DATA SHOWN >>

..............................

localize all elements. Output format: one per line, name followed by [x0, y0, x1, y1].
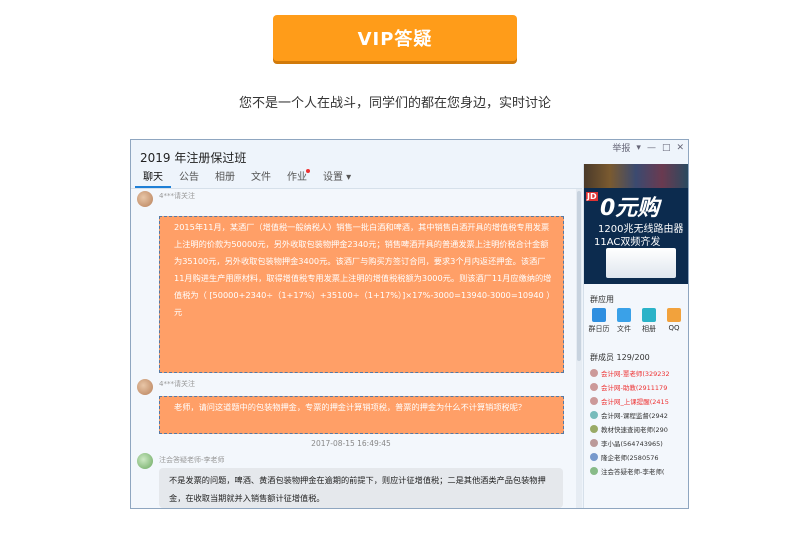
- member-item[interactable]: 教材快速查阅老师(290: [590, 424, 668, 434]
- apps-title: 群应用: [590, 295, 614, 304]
- member-name: 李小晶(564743965): [601, 440, 663, 448]
- ad-strip: [584, 164, 688, 188]
- tab-files[interactable]: 文件: [243, 170, 279, 186]
- tab-bar: 聊天 公告 相册 文件 作业 设置 ▾: [135, 169, 359, 188]
- app-qq[interactable]: QQ: [663, 308, 685, 334]
- member-item[interactable]: 李小晶(564743965): [590, 438, 663, 448]
- sender-name: 4***请关注: [159, 192, 195, 200]
- qq-icon: [667, 308, 681, 322]
- app-list: 群日历 文件 相册 QQ: [588, 308, 685, 334]
- avatar: [137, 453, 153, 469]
- file-icon: [617, 308, 631, 322]
- report-button[interactable]: 举报: [612, 141, 630, 154]
- minimize-button[interactable]: —: [647, 143, 656, 153]
- member-item[interactable]: 会计网-蕈老师(329232: [590, 368, 670, 378]
- close-button[interactable]: ✕: [676, 143, 684, 153]
- window-controls: 举报 ▾ — □ ✕: [612, 141, 684, 155]
- app-label: 文件: [617, 325, 631, 333]
- avatar: [137, 191, 153, 207]
- sender-name: 注会答疑老师-李老师: [159, 456, 225, 464]
- avatar: [590, 467, 598, 475]
- member-name: 会计网-蕈老师(329232: [601, 370, 670, 378]
- timestamp: 2017-08-15 16:49:45: [311, 439, 391, 448]
- window-title: 2019 年注册保过班: [140, 151, 247, 165]
- tagline: 您不是一个人在战斗，同学们的都在您身边，实时讨论: [238, 96, 551, 111]
- album-icon: [642, 308, 656, 322]
- members-title: 群成员 129/200: [590, 353, 650, 362]
- member-item[interactable]: 会计网-助教(2911179: [590, 382, 667, 392]
- avatar: [590, 369, 598, 377]
- message-bubble: 不是发票的问题，啤酒、黄酒包装物押金在逾期的前提下，则应计征增值税；二是其他酒类…: [159, 468, 563, 508]
- tab-settings[interactable]: 设置 ▾: [315, 170, 359, 186]
- vip-answer-button[interactable]: VIP答疑: [273, 15, 517, 61]
- ad-line2: 11AC双频齐发: [594, 237, 661, 248]
- app-label: 相册: [642, 325, 656, 333]
- member-item[interactable]: 会计网_上课提醒(2415: [590, 396, 669, 406]
- tab-homework-label: 作业: [287, 172, 307, 183]
- member-name: 会计网-助教(2911179: [601, 384, 668, 392]
- avatar: [590, 411, 598, 419]
- member-name: 会计网-课程监督(2942: [601, 412, 668, 420]
- message-bubble: 老师，请问这道题中的包装物押金，专票的押金计算销项税，普票的押金为什么不计算销项…: [159, 396, 564, 434]
- member-item[interactable]: 注会答疑老师-李老师(: [590, 466, 664, 476]
- ad-banner[interactable]: JD 0元购 1200兆无线路由器 11AC双频齐发: [584, 164, 688, 284]
- message-bubble: 2015年11月，某酒厂（增值税一般纳税人）销售一批白酒和啤酒，其中销售白酒开具…: [159, 216, 564, 373]
- app-label: QQ: [668, 324, 680, 332]
- ad-headline: 0元购: [600, 196, 660, 221]
- avatar: [590, 383, 598, 391]
- member-name: 会计网_上课提醒(2415: [601, 398, 669, 406]
- avatar: [590, 397, 598, 405]
- calendar-icon: [592, 308, 606, 322]
- member-name: 教材快速查阅老师(290: [601, 426, 668, 434]
- member-item[interactable]: 隆企老师(2580576: [590, 452, 658, 462]
- dropdown-icon[interactable]: ▾: [636, 143, 641, 153]
- tab-album[interactable]: 相册: [207, 170, 243, 186]
- group-sidebar: JD 0元购 1200兆无线路由器 11AC双频齐发 群应用 群日历 文件 相册…: [583, 164, 688, 508]
- maximize-button[interactable]: □: [662, 143, 671, 153]
- jd-logo: JD: [586, 192, 598, 201]
- avatar: [590, 439, 598, 447]
- sender-name: 4***请关注: [159, 380, 195, 388]
- notification-dot: [306, 169, 310, 173]
- chat-area: 4***请关注 2015年11月，某酒厂（增值税一般纳税人）销售一批白酒和啤酒，…: [131, 188, 582, 508]
- chat-scrollbar[interactable]: [576, 189, 582, 508]
- router-image: [606, 248, 676, 278]
- tab-announcement[interactable]: 公告: [171, 170, 207, 186]
- app-label: 群日历: [588, 325, 610, 333]
- scrollbar-thumb[interactable]: [577, 191, 581, 361]
- avatar: [137, 379, 153, 395]
- avatar: [590, 425, 598, 433]
- qq-group-window: 2019 年注册保过班 举报 ▾ — □ ✕ 聊天 公告 相册 文件 作业 设置…: [130, 139, 689, 509]
- tab-homework[interactable]: 作业: [279, 169, 315, 186]
- app-files[interactable]: 文件: [613, 308, 635, 334]
- tab-chat[interactable]: 聊天: [135, 170, 171, 188]
- member-name: 注会答疑老师-李老师(: [601, 468, 665, 476]
- member-name: 隆企老师(2580576: [601, 454, 659, 462]
- avatar: [590, 453, 598, 461]
- app-calendar[interactable]: 群日历: [588, 308, 610, 334]
- app-album[interactable]: 相册: [638, 308, 660, 334]
- member-item[interactable]: 会计网-课程监督(2942: [590, 410, 668, 420]
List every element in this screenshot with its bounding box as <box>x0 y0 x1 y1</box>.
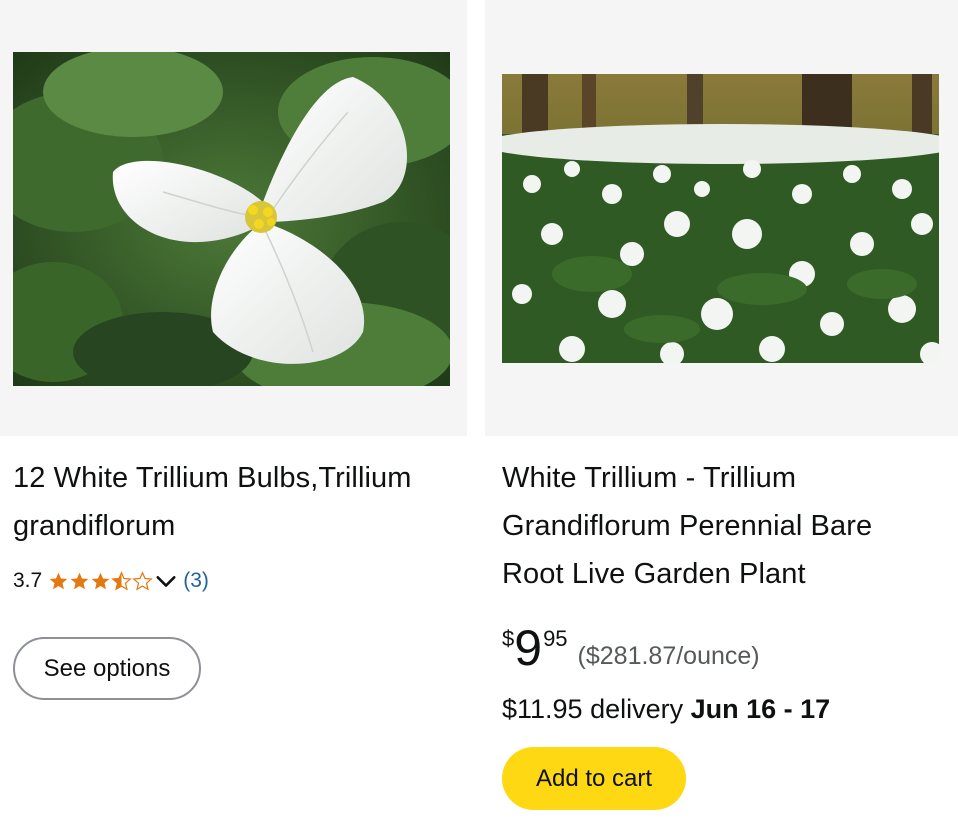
star-rating[interactable] <box>48 570 153 592</box>
product-card: 12 White Trillium Bulbs,Trillium grandif… <box>0 0 467 822</box>
add-to-cart-button[interactable]: Add to cart <box>502 747 686 810</box>
delivery-info: $11.95 delivery Jun 16 - 17 <box>502 694 830 725</box>
delivery-date: Jun 16 - 17 <box>690 694 831 724</box>
chevron-down-icon[interactable] <box>155 570 177 592</box>
card-divider <box>467 0 485 436</box>
product-title[interactable]: 12 White Trillium Bulbs,Trillium grandif… <box>13 454 443 550</box>
rating-row: 3.7 (3) <box>13 566 209 596</box>
price: $ 9 95 ($281.87/ounce) <box>502 620 760 680</box>
star-empty-icon <box>132 570 153 591</box>
product-image-container[interactable] <box>485 0 958 436</box>
star-full-icon <box>91 572 110 589</box>
see-options-button[interactable]: See options <box>13 637 201 700</box>
delivery-cost: $11.95 delivery <box>502 694 684 724</box>
unit-price: ($281.87/ounce) <box>577 642 760 670</box>
price-whole: 9 <box>514 620 542 676</box>
star-full-icon <box>49 572 68 589</box>
star-half-icon <box>111 570 132 591</box>
product-image[interactable] <box>13 52 450 386</box>
review-count-link[interactable]: (3) <box>183 569 209 593</box>
price-currency-symbol: $ <box>502 626 515 651</box>
product-image-container[interactable] <box>0 0 467 436</box>
product-image[interactable] <box>502 74 939 363</box>
price-fraction: 95 <box>543 626 568 651</box>
star-full-icon <box>70 572 89 589</box>
product-card: White Trillium - Trillium Grandiflorum P… <box>485 0 958 822</box>
rating-value: 3.7 <box>13 569 43 592</box>
product-title[interactable]: White Trillium - Trillium Grandiflorum P… <box>502 454 942 598</box>
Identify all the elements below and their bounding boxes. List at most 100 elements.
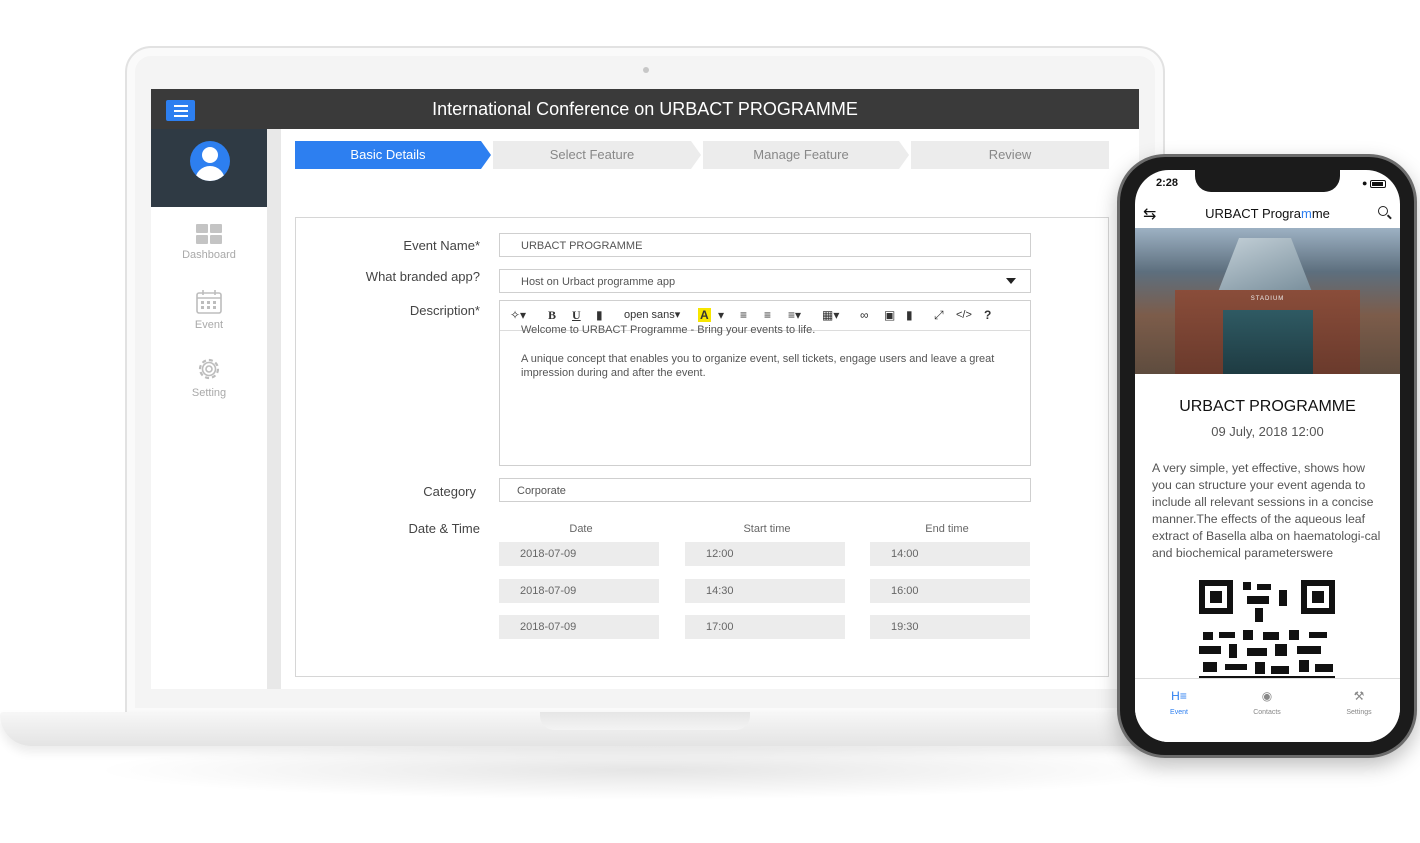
event-description: A very simple, yet effective, shows how … [1152, 461, 1381, 560]
date-input[interactable]: 2018-07-09 [499, 615, 659, 639]
tab-label: Settings [1346, 709, 1372, 716]
step-manage-feature[interactable]: Manage Feature [703, 141, 899, 169]
editor-paragraph: A unique concept that enables you to org… [521, 352, 995, 380]
editor-paragraph: Welcome to URBACT Programme - Bring your… [521, 324, 816, 336]
step-arrow [691, 141, 701, 169]
font-family-value: open sans [624, 309, 675, 321]
tab-event[interactable]: H≡ Event [1135, 679, 1223, 716]
contacts-icon: ◉ [1261, 689, 1273, 703]
sidebar-item-label: Dashboard [182, 249, 236, 261]
bullet-list-icon[interactable]: ≡ [740, 308, 747, 322]
branded-app-label: What branded app? [365, 269, 480, 284]
column-header-end-time: End time [925, 523, 969, 535]
column-header-start-time: Start time [743, 523, 791, 535]
stadium-sign: STADIUM [1250, 296, 1285, 302]
step-arrow [481, 141, 491, 169]
tools-icon: ⚒ [1353, 689, 1365, 703]
event-title: URBACT PROGRAMME [1179, 398, 1356, 415]
end-time-input[interactable]: 19:30 [870, 615, 1030, 639]
app-title-part: me [1311, 206, 1330, 221]
status-time: 2:28 [1156, 177, 1179, 189]
fullscreen-icon[interactable]: ⤢ [934, 308, 944, 322]
content-divider [267, 129, 281, 689]
start-time-input[interactable]: 12:00 [685, 542, 845, 566]
datetime-label: Date & Time [408, 521, 480, 536]
tab-label: Event [1170, 709, 1188, 716]
laptop-screen: International Conference on URBACT PROGR… [151, 89, 1139, 689]
image-icon[interactable]: ▣ [884, 308, 895, 322]
font-family-select[interactable]: open sans▾ [624, 308, 680, 322]
numbered-list-icon[interactable]: ≡ [764, 308, 771, 322]
description-editor[interactable]: ✧▾ B U ▮ open sans▾ A ▾ ≡ ≡ ≡▾ ▦▾ ∞ ▣ ▮ … [499, 300, 1031, 466]
end-time-input[interactable]: 16:00 [870, 579, 1030, 603]
event-name-input[interactable]: URBACT PROGRAMME [499, 233, 1031, 257]
phone-notch [1195, 170, 1340, 192]
link-icon[interactable]: ∞ [860, 308, 869, 322]
text-color-icon[interactable]: A [698, 308, 711, 322]
laptop-shadow [90, 740, 1200, 800]
start-time-input[interactable]: 14:30 [685, 579, 845, 603]
underline-icon[interactable]: U [572, 308, 581, 322]
wifi-icon: ● [1362, 178, 1368, 188]
step-arrow [899, 141, 909, 169]
battery-icon [1370, 179, 1386, 188]
branded-app-value: Host on Urbact programme app [521, 276, 676, 288]
description-label: Description* [409, 303, 480, 318]
laptop-camera [643, 67, 649, 73]
column-header-date: Date [569, 523, 593, 535]
editor-content[interactable]: Welcome to URBACT Programme - Bring your… [521, 323, 1011, 395]
sidebar-item-event[interactable]: Event [151, 289, 267, 331]
event-hero-image: STADIUM [1135, 228, 1400, 374]
date-input[interactable]: 2018-07-09 [499, 579, 659, 603]
chevron-down-icon [1006, 278, 1016, 284]
calendar-icon [196, 290, 222, 314]
step-basic-details[interactable]: Basic Details [295, 141, 481, 169]
magic-wand-icon[interactable]: ✧▾ [510, 308, 526, 322]
start-time-input[interactable]: 17:00 [685, 615, 845, 639]
category-input[interactable]: Corporate [499, 478, 1031, 502]
event-date: 09 July, 2018 12:00 [1211, 424, 1324, 439]
bottom-tab-bar: H≡ Event ◉ Contacts ⚒ Settings [1135, 678, 1400, 742]
event-name-label: Event Name* [403, 238, 480, 253]
code-view-icon[interactable]: </> [956, 308, 972, 322]
sidebar-item-label: Event [194, 319, 224, 331]
app-title: URBACT Programme [1135, 206, 1400, 221]
tab-settings[interactable]: ⚒ Settings [1315, 679, 1400, 716]
sidebar-item-label: Setting [191, 387, 227, 399]
wizard-steps: Basic Details Select Feature Manage Feat… [295, 141, 1109, 169]
end-time-input[interactable]: 14:00 [870, 542, 1030, 566]
tab-label: Contacts [1253, 709, 1281, 716]
table-icon[interactable]: ▦▾ [822, 308, 839, 322]
sidebar: Dashboard Event Setting [151, 129, 267, 689]
app-title-part: URBACT Progra [1205, 206, 1301, 221]
app-bar: ⇆ URBACT Programme [1135, 200, 1400, 228]
main-content: Basic Details Select Feature Manage Feat… [281, 129, 1139, 689]
app-title-highlight: m [1300, 206, 1312, 221]
gear-icon [198, 358, 220, 380]
sidebar-profile [151, 129, 267, 207]
video-icon[interactable]: ▮ [906, 308, 913, 322]
qr-code[interactable] [1199, 580, 1335, 680]
phone-screen: 2:28 ● ⇆ URBACT Programme STADIUM URBACT… [1135, 170, 1400, 742]
sidebar-item-dashboard[interactable]: Dashboard [151, 223, 267, 261]
bold-icon[interactable]: B [548, 308, 556, 322]
date-input[interactable]: 2018-07-09 [499, 542, 659, 566]
help-icon[interactable]: ? [984, 308, 991, 322]
event-icon: H≡ [1171, 689, 1187, 703]
basic-details-form: Event Name* URBACT PROGRAMME What brande… [295, 217, 1109, 677]
top-bar: International Conference on URBACT PROGR… [151, 89, 1139, 129]
step-select-feature[interactable]: Select Feature [493, 141, 691, 169]
branded-app-select[interactable]: Host on Urbact programme app [499, 269, 1031, 293]
eraser-icon[interactable]: ▮ [596, 308, 603, 322]
status-icons: ● [1362, 178, 1386, 188]
laptop-notch [540, 712, 750, 730]
chevron-down-icon[interactable]: ▾ [718, 308, 724, 322]
page-title: International Conference on URBACT PROGR… [432, 99, 858, 119]
sidebar-item-setting[interactable]: Setting [151, 355, 267, 399]
align-icon[interactable]: ≡▾ [788, 308, 801, 322]
dashboard-icon [196, 224, 222, 244]
step-review[interactable]: Review [911, 141, 1109, 169]
user-avatar-icon[interactable] [190, 141, 230, 181]
search-icon[interactable] [1378, 206, 1388, 216]
tab-contacts[interactable]: ◉ Contacts [1223, 679, 1311, 716]
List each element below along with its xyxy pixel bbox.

..............................

WHAT YOU NEED TO DO >> In the data, from the line with "star-rating[interactable] <box>48 570" to the line with "chevron-down-icon[interactable] <box>155 570", switch "Add to cart" to "Buy now". Give back only those lines, with nothing else changed.

FULL OUTPUT >>
star-rating[interactable] <box>48 570 153 592</box>
product-card: 12 White Trillium Bulbs,Trillium grandif… <box>0 0 467 822</box>
add-to-cart-button[interactable]: Buy now <box>502 747 686 810</box>
delivery-info: $11.95 delivery Jun 16 - 17 <box>502 694 830 725</box>
delivery-date: Jun 16 - 17 <box>690 694 831 724</box>
chevron-down-icon[interactable] <box>155 570 177 592</box>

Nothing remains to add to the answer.